● Yazılı istek a
Kayıtların ilk satırından başlayıp "x-tick-mark [45,297,50,315]" geçen satırda bitecek şekilde bu satırları numaralı liste hâline getir. Boş satırları listeye alma.
★ ★ ★ ★ ★
Havuzlukta otururken yanımıza altmış yaşını geçmiş bir kadın geldi ve bana Yunanca bir şeyler söyledi. İşaret diliyle ve siga siga diyerek yavaş yavaş konuşmasını rica ettim. Arada kelimeleri yakalayarak, gide gele aklımda kalanlarla kadının ne demek istediğini anlamaya çalışıyorum. İngilizce de bilmiyor. Ama kaptırıp, sanki ben anlıyormuşum gibi hızlı konuşmaya başlayınca yine siga siga diye durduruyorum. Sonunda anlaştık tabii. Ege’nin iki yakasında olup anlaşmamak mümkün mü? Lerosluymuş. Kocası ile balıkçılık yapıyormuş. Adı Popy imiş. Kocası oralıymış. Biz Leroslular Türkleri çok severiz ama bunlar sevmez dedi. Kültürlerimiz çok benziyor minvalli konuştuk. Ben dedi evde hep Türk dizilerini seyrediyorum, bazen de DVD geliyor öyle de izliyorum. Dedim fark yok, ben TV seyretmiyorum ama benim evimde de hep Yunan radyosu açık. Şu an da bu yazıyı yazarken yine Yunan radyosu açık mesela. Neyse iyi şanslar diledik o iskelede bağlı olan kocasının yanına döndü. Öğlen Glaros’un içinde yemek yerken dışarıdan “kapitan kapitan!” diye seslenildiğini duydum çıktım, Popy elinde deniz kabuklarıyla bekliyor. Bize hediye etmek istemiş, anladığım kadarıyla şans getirir gibisinden bir şeyler söyledi. Teşekkür ettim, aldım. Tekrar içeri girince ekibe gösterdim kabukları. Gülüşan dedi ki bende bir nazar boncuğu var, ona bir ip takayım biz de onu hediye edelim. Biraz sonra elimde nazar boncuğuyla Popy’nin yanına gittim, boncuğu verdim. Sena da bu anı fotoğrafladı. Tüm bu konuşmalar, kahkahalar sırasında ağ onaran kocası dönüp kalimera demedi. Gerçekten de bu Astypalaialılar biraz tuhaf mı acaba diye düşündüm.
★ ★ ★ ★ ★
● Yazılı istek b
Sayfaya göre şu soruları yanıtla:
(i) Popy nereli?
(ii) Popy kocasıyla birlikte hangi işi yapıyor?
(iii) Popy'ye karşılık olarak hangi hediye verildi?
★ ★ ★ ★ ★
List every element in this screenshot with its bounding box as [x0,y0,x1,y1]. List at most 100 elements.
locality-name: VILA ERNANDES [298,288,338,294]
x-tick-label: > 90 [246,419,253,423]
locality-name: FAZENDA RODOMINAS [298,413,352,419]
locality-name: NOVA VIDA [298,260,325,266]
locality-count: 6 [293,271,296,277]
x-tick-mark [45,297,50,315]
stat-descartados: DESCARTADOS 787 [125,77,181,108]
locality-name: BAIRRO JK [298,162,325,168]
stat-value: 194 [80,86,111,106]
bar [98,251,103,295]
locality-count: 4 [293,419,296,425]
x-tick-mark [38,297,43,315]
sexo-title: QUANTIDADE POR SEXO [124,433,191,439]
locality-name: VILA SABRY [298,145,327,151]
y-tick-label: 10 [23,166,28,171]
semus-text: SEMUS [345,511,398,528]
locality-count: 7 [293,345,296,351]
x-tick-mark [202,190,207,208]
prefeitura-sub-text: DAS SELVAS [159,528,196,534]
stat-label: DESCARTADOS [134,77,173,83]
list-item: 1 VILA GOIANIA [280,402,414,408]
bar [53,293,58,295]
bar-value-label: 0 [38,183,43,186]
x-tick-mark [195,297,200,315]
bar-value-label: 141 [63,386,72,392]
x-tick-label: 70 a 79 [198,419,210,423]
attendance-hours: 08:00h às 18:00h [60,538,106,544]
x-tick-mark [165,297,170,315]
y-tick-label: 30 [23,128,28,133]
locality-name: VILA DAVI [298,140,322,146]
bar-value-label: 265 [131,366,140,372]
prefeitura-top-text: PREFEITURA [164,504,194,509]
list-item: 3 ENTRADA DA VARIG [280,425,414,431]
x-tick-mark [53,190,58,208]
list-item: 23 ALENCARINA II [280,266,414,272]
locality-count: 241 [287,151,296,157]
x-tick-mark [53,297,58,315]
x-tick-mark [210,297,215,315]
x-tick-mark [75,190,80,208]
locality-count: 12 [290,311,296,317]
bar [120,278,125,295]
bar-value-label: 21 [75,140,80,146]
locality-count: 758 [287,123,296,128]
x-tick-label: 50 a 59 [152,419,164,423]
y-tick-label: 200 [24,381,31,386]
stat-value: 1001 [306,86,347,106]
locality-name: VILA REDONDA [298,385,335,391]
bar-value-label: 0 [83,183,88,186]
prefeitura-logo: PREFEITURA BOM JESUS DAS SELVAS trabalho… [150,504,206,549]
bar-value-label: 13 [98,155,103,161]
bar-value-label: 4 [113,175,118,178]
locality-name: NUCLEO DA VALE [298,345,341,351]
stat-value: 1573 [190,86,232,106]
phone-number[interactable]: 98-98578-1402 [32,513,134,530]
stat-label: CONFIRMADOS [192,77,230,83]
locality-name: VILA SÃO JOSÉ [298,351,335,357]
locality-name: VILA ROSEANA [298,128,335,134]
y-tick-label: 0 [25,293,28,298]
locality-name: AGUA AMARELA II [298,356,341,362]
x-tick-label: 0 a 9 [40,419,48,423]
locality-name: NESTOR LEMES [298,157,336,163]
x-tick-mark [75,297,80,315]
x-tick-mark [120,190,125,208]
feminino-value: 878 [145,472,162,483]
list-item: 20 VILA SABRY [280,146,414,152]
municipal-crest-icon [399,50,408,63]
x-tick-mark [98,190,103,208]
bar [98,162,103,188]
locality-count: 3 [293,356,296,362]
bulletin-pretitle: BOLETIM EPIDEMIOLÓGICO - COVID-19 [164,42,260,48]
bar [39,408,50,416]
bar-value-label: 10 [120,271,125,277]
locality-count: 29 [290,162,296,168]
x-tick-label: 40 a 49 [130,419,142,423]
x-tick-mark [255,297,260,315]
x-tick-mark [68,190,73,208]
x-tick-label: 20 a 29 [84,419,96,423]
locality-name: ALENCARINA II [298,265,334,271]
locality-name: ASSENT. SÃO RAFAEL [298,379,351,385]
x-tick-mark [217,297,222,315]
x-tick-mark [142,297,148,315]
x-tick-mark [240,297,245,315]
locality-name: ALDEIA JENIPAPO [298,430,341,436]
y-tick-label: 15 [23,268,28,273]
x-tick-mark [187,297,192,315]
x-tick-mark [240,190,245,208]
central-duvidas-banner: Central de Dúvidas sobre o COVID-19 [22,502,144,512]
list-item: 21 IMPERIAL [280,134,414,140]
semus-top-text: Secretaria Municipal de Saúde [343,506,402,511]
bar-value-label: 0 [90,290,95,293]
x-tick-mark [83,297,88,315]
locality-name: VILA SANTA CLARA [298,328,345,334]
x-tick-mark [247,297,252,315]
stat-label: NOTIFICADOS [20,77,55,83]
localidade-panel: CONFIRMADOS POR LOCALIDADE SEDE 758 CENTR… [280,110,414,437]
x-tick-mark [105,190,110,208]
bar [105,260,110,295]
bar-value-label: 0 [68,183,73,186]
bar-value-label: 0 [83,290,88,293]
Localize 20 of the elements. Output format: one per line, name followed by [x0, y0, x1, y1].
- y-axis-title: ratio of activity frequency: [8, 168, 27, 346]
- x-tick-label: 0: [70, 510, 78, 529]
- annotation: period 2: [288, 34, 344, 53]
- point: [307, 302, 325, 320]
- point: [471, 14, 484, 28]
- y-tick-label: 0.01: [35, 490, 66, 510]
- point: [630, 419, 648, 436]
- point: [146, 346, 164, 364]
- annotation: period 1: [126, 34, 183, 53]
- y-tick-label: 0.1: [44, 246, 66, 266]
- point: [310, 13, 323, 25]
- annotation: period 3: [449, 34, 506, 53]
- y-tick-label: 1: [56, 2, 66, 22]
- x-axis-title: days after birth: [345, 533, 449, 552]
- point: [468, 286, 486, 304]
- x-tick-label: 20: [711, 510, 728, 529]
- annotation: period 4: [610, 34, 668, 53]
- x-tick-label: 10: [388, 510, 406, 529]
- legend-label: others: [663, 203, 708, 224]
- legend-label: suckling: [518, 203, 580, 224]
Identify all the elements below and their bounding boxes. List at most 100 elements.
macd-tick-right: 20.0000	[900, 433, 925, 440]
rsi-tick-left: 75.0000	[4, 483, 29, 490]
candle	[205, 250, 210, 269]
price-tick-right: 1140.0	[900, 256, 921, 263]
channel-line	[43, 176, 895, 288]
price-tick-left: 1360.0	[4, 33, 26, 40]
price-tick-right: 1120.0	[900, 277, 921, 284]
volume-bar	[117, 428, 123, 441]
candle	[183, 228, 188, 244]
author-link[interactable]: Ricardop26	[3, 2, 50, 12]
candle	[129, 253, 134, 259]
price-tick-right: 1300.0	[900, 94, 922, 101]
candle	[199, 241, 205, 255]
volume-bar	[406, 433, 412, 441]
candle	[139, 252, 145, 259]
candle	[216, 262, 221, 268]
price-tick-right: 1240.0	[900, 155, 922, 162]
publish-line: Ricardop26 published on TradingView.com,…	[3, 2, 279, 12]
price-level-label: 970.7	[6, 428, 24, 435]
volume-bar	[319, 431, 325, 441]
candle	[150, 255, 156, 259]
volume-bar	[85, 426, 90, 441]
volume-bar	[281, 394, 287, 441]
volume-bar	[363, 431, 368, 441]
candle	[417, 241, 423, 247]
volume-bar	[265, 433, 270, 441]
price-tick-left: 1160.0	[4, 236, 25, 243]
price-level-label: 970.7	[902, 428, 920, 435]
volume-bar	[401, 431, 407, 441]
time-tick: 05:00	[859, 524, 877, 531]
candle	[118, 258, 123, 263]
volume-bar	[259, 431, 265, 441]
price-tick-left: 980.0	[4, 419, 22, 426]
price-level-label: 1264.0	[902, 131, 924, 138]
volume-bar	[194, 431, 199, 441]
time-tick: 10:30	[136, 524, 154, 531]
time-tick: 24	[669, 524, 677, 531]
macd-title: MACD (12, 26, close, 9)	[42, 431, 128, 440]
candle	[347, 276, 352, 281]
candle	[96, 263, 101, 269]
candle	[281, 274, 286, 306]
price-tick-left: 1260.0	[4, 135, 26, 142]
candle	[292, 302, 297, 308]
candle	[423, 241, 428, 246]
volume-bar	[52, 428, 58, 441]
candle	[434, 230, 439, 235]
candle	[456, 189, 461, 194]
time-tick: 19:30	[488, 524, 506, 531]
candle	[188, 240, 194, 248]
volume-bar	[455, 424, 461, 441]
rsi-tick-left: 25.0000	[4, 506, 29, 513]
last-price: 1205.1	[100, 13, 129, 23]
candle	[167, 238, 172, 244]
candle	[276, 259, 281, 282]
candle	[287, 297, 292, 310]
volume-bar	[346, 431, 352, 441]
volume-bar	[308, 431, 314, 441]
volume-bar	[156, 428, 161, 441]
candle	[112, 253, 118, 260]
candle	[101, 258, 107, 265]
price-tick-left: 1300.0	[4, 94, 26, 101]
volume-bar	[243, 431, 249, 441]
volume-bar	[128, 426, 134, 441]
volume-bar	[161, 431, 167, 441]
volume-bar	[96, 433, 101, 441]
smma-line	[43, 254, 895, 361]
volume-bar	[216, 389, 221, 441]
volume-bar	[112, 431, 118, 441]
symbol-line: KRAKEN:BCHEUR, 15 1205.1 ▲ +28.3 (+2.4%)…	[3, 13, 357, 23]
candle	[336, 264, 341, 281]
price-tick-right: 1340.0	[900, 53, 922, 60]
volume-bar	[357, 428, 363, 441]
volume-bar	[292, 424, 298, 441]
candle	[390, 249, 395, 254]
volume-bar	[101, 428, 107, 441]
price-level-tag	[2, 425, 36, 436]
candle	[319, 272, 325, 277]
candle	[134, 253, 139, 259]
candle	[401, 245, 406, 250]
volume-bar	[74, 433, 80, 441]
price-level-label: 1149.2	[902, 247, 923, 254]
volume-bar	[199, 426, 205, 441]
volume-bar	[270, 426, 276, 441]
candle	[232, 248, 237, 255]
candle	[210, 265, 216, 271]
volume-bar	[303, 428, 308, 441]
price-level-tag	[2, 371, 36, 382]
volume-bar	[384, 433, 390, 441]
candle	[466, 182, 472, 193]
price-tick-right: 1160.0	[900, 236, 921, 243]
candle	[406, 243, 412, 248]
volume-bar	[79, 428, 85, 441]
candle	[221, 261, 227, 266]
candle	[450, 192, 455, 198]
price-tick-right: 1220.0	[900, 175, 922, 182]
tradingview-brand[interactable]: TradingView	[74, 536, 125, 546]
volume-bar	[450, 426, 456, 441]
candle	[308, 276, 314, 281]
★ ★ ★ ★ ★
● Eksiksiz çıktı a
1. List every element in this screenshot with its bounding box as [x0,y0,x1,y1]. List at most 100 elements.
2. locality-name: VILA ERNANDES [298,288,338,294]
3. x-tick-label: > 90 [246,419,253,423]
4. locality-name: FAZENDA RODOMINAS [298,413,352,419]
5. locality-name: NOVA VIDA [298,260,325,266]
6. locality-count: 6 [293,271,296,277]
7. x-tick-mark [45,297,50,315]

● Eksiksiz çıktı b
(i) Leroslu.
(ii) Balıkçılık.
(iii) İp takılmış bir nazar boncuğu.